▶ **Problem details**: Say how many lines contain the word "filettata" and give no other text.

▶ **Records for the task**:
◆ ◆ ◆
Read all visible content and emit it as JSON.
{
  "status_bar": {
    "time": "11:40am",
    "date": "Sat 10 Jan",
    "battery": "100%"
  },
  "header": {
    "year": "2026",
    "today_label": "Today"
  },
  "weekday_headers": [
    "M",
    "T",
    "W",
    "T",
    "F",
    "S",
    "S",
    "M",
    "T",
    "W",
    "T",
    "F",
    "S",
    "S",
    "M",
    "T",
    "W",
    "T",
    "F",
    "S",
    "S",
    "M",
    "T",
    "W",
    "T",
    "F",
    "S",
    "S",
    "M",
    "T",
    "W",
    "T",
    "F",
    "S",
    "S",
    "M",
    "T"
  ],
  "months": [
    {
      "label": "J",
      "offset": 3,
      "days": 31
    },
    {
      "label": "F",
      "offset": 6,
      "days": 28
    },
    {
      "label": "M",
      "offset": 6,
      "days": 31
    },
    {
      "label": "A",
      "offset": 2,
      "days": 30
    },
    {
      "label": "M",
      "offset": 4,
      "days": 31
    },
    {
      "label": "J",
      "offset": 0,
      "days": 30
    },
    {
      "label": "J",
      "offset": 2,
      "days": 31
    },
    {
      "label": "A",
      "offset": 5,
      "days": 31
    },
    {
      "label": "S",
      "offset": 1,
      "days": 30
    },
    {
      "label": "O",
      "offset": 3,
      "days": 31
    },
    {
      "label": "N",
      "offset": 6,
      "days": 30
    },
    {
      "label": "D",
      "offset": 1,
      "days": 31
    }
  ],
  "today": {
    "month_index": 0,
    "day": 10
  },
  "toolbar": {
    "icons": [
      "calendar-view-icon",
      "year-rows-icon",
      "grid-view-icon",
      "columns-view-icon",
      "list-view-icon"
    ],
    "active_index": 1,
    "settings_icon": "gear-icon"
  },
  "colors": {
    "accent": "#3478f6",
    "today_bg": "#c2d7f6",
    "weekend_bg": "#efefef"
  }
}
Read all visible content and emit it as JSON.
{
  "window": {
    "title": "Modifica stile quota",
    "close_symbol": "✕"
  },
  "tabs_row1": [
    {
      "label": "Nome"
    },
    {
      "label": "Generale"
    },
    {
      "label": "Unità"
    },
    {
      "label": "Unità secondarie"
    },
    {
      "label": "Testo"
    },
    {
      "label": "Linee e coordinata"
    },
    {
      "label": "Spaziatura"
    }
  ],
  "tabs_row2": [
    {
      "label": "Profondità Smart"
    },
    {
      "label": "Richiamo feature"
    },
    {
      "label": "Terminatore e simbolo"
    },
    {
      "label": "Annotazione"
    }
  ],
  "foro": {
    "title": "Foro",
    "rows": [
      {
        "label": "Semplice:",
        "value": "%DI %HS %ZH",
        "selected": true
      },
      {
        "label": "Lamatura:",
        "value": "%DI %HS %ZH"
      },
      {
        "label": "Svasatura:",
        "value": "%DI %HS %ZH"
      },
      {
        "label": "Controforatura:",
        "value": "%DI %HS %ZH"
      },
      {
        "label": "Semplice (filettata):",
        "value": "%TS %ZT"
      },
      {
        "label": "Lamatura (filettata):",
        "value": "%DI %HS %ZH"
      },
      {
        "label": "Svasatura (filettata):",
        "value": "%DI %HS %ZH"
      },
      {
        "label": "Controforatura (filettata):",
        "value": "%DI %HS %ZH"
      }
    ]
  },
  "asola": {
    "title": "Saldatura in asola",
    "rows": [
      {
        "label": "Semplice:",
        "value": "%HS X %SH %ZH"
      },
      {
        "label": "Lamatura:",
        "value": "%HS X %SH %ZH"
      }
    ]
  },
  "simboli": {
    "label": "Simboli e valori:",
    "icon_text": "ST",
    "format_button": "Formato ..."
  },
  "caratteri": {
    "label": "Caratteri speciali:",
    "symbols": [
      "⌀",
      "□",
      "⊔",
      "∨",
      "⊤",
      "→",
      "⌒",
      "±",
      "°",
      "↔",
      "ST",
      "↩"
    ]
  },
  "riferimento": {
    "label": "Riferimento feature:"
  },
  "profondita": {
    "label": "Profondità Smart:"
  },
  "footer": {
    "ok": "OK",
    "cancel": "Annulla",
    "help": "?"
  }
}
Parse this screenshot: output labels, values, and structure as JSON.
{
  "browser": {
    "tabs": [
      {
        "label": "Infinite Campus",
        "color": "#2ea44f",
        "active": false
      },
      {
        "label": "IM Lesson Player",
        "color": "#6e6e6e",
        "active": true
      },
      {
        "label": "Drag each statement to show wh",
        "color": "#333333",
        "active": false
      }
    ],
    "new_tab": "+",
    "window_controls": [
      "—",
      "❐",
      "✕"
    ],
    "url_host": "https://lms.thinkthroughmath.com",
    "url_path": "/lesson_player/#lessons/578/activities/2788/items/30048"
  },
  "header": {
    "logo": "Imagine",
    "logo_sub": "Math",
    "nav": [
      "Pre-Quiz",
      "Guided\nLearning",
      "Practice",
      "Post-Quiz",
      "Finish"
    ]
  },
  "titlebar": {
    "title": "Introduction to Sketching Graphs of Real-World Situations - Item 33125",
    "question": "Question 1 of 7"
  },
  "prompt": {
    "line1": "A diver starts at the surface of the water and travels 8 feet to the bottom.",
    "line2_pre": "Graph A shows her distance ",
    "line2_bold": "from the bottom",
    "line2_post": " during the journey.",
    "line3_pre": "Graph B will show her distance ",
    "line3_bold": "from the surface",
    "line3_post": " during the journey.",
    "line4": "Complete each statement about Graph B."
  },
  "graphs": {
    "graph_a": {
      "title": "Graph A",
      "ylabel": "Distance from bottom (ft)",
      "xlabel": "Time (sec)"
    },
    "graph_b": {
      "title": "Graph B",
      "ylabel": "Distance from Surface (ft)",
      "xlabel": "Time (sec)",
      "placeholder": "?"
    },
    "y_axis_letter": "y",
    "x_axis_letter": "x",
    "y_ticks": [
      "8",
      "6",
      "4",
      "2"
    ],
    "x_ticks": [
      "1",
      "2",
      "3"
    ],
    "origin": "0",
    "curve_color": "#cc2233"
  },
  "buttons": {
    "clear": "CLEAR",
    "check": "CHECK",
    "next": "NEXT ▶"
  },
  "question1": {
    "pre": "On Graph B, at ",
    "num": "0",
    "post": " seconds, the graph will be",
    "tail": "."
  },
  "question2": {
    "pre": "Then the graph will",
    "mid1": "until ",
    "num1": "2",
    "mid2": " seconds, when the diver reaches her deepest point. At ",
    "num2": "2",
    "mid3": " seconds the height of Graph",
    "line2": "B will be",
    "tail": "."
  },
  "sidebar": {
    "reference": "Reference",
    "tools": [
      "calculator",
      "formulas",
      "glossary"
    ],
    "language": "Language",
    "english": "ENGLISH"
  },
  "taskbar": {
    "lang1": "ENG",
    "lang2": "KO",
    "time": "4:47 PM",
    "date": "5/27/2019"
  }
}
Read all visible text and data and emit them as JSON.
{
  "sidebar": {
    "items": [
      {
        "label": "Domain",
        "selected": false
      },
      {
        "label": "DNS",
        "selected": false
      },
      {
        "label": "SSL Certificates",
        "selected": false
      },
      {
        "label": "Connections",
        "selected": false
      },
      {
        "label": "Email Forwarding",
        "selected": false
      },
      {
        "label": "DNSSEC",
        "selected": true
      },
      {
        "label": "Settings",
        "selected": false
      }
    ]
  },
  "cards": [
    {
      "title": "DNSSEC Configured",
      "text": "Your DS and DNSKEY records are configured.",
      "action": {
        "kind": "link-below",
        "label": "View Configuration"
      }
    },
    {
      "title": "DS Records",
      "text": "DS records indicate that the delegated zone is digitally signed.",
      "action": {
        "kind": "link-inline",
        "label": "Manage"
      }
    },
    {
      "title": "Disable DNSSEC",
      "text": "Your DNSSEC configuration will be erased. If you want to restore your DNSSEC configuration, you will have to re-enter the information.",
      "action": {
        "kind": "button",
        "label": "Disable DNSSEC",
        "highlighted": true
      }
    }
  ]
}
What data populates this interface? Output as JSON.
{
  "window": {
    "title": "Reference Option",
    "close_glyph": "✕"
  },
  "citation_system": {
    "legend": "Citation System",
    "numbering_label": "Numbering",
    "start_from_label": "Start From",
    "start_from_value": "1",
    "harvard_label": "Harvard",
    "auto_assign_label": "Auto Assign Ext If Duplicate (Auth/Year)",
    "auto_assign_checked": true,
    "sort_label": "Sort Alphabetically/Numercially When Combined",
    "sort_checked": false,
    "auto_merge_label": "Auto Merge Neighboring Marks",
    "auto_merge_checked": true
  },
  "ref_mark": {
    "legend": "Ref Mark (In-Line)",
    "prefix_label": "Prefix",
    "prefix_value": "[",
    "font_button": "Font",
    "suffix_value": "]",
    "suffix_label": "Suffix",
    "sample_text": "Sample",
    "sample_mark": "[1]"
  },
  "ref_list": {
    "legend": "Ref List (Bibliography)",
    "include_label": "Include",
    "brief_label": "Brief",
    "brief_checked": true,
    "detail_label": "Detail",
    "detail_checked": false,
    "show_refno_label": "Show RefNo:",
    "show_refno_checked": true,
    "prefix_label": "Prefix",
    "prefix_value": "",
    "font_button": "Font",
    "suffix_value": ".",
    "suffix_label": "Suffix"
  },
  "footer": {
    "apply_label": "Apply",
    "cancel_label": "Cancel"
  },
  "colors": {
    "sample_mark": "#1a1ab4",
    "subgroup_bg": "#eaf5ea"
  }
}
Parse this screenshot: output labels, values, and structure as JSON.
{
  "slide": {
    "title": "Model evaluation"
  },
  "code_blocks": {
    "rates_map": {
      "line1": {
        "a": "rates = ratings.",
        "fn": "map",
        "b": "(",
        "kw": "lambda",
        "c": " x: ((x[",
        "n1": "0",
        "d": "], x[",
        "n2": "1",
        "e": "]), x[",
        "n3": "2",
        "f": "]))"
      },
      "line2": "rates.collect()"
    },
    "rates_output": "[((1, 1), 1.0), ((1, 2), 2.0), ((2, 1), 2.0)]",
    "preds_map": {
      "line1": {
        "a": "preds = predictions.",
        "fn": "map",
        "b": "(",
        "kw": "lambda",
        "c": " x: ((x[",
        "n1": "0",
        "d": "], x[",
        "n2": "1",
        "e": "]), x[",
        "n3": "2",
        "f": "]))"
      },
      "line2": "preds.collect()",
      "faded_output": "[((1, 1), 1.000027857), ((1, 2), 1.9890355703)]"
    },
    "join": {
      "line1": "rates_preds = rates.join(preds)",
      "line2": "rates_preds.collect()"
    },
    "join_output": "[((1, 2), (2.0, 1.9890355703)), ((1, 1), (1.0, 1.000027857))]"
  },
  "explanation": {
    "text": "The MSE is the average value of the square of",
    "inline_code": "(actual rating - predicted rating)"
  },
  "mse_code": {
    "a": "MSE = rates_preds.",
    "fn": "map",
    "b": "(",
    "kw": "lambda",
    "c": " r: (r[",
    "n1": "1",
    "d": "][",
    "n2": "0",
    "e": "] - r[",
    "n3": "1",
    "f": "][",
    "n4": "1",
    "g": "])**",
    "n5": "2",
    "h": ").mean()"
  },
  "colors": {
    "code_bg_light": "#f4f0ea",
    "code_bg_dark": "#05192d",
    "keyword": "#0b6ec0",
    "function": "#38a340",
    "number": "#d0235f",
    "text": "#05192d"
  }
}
◆ ◆ ◆
▶ **Final result**: 4